Items from a figure collection:

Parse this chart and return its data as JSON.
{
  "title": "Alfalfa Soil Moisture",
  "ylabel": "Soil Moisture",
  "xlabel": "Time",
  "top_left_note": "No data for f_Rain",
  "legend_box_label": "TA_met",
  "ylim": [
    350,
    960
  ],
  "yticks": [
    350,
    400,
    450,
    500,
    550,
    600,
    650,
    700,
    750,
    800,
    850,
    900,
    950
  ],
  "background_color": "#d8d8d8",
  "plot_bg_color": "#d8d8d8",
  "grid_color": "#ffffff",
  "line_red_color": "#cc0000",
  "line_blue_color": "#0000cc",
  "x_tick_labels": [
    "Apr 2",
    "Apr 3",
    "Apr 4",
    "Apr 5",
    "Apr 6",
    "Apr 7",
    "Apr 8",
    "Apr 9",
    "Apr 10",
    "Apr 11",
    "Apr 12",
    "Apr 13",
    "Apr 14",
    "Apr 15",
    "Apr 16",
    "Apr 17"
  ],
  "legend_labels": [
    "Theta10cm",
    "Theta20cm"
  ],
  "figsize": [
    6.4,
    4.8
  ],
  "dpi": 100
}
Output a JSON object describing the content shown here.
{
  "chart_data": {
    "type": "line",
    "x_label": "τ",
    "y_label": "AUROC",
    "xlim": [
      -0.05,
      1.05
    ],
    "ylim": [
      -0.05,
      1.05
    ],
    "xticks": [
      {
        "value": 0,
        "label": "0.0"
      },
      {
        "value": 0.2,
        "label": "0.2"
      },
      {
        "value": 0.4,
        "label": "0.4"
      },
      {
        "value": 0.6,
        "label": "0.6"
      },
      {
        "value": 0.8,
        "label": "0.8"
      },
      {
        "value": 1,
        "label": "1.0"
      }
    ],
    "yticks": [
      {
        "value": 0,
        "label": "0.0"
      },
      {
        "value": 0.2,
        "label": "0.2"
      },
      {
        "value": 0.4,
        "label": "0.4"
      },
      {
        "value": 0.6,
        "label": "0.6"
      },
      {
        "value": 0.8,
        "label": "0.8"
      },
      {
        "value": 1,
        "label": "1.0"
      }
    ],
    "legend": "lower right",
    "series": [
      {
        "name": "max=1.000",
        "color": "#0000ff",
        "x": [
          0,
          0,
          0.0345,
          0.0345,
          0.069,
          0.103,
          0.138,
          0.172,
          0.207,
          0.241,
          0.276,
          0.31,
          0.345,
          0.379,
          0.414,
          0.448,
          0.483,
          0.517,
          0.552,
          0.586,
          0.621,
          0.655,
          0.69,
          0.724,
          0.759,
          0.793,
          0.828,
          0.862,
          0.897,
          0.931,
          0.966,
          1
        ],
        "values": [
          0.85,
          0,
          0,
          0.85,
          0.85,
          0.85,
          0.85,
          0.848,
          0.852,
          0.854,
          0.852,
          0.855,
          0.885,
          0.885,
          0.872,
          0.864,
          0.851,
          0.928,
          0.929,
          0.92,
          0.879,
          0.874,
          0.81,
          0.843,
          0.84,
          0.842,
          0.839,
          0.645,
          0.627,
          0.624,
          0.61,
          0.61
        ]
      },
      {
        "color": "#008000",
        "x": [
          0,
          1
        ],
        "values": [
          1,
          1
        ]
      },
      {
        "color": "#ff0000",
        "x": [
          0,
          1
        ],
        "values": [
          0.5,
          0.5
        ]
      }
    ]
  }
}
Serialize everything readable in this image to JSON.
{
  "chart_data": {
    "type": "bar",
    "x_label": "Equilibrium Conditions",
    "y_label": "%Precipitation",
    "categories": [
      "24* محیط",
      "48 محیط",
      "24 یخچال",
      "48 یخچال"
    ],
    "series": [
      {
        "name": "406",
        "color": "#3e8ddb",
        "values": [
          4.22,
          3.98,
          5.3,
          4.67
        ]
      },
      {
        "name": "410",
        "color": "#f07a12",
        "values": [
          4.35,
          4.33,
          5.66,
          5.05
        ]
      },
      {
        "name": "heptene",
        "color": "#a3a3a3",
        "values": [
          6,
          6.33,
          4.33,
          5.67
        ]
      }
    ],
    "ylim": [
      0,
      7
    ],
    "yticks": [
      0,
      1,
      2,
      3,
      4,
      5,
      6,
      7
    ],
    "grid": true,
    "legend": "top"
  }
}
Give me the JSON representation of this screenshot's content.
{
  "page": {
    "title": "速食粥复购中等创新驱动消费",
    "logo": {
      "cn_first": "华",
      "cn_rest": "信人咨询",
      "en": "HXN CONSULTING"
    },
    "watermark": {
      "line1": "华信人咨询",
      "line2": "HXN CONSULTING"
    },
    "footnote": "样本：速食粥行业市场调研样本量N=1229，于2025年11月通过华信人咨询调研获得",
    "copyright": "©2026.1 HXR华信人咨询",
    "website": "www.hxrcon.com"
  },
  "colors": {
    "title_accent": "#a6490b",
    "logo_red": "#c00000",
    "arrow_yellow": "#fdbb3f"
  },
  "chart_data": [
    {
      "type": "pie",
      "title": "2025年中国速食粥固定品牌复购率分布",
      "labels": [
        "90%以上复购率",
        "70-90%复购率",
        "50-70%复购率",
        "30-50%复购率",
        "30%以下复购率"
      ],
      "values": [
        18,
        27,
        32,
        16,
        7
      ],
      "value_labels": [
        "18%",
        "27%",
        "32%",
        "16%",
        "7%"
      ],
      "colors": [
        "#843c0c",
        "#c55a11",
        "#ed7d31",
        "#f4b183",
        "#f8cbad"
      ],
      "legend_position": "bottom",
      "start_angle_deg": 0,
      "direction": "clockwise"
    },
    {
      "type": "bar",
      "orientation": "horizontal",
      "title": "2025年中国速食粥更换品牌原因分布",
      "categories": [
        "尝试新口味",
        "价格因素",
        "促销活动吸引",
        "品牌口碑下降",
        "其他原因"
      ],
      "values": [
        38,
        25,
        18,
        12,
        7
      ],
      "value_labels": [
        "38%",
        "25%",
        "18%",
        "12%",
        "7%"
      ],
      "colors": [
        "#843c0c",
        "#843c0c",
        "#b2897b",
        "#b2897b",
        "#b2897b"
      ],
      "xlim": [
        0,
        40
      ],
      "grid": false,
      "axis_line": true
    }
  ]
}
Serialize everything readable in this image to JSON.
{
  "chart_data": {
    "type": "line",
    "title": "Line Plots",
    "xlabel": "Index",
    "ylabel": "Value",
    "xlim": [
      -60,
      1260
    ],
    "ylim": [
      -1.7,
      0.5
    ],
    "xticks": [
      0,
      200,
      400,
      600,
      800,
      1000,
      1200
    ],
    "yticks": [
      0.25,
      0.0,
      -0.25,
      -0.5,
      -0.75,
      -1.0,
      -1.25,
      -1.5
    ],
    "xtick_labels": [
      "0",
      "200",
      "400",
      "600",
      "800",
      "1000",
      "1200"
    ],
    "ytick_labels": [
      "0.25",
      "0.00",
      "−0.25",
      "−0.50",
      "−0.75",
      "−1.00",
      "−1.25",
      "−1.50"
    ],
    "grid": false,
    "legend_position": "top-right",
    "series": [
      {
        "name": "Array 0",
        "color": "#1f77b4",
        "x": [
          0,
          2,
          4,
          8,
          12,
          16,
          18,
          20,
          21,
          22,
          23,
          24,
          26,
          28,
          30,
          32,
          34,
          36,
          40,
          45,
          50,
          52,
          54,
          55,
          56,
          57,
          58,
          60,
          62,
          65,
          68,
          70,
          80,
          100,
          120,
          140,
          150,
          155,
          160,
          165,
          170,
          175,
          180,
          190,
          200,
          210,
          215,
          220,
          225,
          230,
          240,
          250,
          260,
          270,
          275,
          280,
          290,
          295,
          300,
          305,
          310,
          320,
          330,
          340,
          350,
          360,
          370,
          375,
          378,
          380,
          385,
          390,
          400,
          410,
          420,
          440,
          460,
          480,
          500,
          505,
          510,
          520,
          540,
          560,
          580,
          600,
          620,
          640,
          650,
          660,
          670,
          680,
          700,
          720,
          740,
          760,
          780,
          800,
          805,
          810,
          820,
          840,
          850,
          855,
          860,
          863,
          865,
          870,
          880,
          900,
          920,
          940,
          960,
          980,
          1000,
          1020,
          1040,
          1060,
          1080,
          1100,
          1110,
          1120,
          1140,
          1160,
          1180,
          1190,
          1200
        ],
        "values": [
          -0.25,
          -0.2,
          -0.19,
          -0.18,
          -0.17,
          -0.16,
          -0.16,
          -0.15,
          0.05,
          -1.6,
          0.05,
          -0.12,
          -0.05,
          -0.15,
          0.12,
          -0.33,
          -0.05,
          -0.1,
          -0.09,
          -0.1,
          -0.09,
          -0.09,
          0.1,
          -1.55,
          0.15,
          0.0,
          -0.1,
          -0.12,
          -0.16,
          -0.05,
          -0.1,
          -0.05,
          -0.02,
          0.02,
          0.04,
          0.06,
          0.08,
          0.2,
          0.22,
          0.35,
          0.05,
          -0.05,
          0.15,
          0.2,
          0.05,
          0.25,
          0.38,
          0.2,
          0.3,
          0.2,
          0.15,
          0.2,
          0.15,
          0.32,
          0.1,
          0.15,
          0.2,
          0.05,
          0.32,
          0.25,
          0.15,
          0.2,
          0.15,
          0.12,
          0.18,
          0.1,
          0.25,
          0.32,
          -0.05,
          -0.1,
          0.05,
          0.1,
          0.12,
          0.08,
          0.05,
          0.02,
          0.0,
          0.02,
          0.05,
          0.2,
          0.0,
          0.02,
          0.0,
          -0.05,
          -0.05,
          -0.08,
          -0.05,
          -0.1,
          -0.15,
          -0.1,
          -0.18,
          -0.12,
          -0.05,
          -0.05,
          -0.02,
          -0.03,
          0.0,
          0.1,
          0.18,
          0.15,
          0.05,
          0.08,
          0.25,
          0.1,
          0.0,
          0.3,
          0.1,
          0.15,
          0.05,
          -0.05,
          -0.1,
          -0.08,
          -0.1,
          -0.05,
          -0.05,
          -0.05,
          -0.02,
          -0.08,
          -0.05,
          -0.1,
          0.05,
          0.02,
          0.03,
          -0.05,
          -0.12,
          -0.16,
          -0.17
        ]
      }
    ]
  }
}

AIM: Go through the preceding material and copy each line that has the word "content".

RESULT:
Output a JSON object describing the content shown here.
Give me the JSON representation of this screenshot's content.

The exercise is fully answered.